-- START Material for this task --

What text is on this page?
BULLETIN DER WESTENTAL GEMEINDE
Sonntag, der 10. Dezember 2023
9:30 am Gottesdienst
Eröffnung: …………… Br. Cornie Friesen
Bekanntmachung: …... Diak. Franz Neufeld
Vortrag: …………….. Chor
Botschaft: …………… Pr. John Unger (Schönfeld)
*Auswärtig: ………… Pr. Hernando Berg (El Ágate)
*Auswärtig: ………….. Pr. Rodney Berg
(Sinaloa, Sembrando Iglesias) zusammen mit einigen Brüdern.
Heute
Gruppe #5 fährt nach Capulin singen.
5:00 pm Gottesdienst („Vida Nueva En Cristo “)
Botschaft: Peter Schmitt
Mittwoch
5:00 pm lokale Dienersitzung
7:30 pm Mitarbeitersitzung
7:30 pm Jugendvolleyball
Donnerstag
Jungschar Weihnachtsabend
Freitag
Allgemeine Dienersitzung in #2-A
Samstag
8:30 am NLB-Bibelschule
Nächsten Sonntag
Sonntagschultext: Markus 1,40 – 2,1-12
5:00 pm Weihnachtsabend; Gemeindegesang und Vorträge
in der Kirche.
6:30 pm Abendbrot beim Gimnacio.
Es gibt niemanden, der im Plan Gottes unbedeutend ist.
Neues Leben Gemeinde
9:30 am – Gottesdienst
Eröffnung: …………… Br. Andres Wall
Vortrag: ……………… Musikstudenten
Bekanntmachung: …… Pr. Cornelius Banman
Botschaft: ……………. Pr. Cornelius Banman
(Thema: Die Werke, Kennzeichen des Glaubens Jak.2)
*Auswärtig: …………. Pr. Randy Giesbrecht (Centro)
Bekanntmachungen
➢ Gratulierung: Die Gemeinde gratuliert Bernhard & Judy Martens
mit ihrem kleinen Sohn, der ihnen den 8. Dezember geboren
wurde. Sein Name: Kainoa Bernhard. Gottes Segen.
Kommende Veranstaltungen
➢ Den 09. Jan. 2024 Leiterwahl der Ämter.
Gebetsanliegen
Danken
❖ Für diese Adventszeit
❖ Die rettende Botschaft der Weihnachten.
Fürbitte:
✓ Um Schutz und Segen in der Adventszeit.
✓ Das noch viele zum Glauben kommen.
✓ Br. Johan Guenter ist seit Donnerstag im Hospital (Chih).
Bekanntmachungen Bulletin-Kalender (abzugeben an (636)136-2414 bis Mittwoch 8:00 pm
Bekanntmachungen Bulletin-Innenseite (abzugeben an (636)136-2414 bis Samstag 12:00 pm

-- END Material for this task --

**Problem to solve**
Copy the entries above exactly, leaving none out.

**Finished exercise**
What text is on this page?
BULLETIN DER WESTENTAL GEMEINDE
Sonntag, der 10. Dezember 2023
9:30 am Gottesdienst
Eröffnung: …………… Br. Cornie Friesen
Bekanntmachung: …... Diak. Franz Neufeld
Vortrag: …………….. Chor
Botschaft: …………… Pr. John Unger (Schönfeld)
*Auswärtig: ………… Pr. Hernando Berg (El Ágate)
*Auswärtig: ………….. Pr. Rodney Berg
(Sinaloa, Sembrando Iglesias) zusammen mit einigen Brüdern.
Heute
Gruppe #5 fährt nach Capulin singen.
5:00 pm Gottesdienst („Vida Nueva En Cristo “)
Botschaft: Peter Schmitt
Mittwoch
5:00 pm lokale Dienersitzung
7:30 pm Mitarbeitersitzung
7:30 pm Jugendvolleyball
Donnerstag
Jungschar Weihnachtsabend
Freitag
Allgemeine Dienersitzung in #2-A
Samstag
8:30 am NLB-Bibelschule
Nächsten Sonntag
Sonntagschultext: Markus 1,40 – 2,1-12
5:00 pm Weihnachtsabend; Gemeindegesang und Vorträge
in der Kirche.
6:30 pm Abendbrot beim Gimnacio.
Es gibt niemanden, der im Plan Gottes unbedeutend ist.
Neues Leben Gemeinde
9:30 am – Gottesdienst
Eröffnung: …………… Br. Andres Wall
Vortrag: ……………… Musikstudenten
Bekanntmachung: …… Pr. Cornelius Banman
Botschaft: ……………. Pr. Cornelius Banman
(Thema: Die Werke, Kennzeichen des Glaubens Jak.2)
*Auswärtig: …………. Pr. Randy Giesbrecht (Centro)
Bekanntmachungen
➢ Gratulierung: Die Gemeinde gratuliert Bernhard & Judy Martens
mit ihrem kleinen Sohn, der ihnen den 8. Dezember geboren
wurde. Sein Name: Kainoa Bernhard. Gottes Segen.
Kommende Veranstaltungen
➢ Den 09. Jan. 2024 Leiterwahl der Ämter.
Gebetsanliegen
Danken
❖ Für diese Adventszeit
❖ Die rettende Botschaft der Weihnachten.
Fürbitte:
✓ Um Schutz und Segen in der Adventszeit.
✓ Das noch viele zum Glauben kommen.
✓ Br. Johan Guenter ist seit Donnerstag im Hospital (Chih).
Bekanntmachungen Bulletin-Kalender (abzugeben an (636)136-2414 bis Mittwoch 8:00 pm
Bekanntmachungen Bulletin-Innenseite (abzugeben an (636)136-2414 bis Samstag 12:00 pm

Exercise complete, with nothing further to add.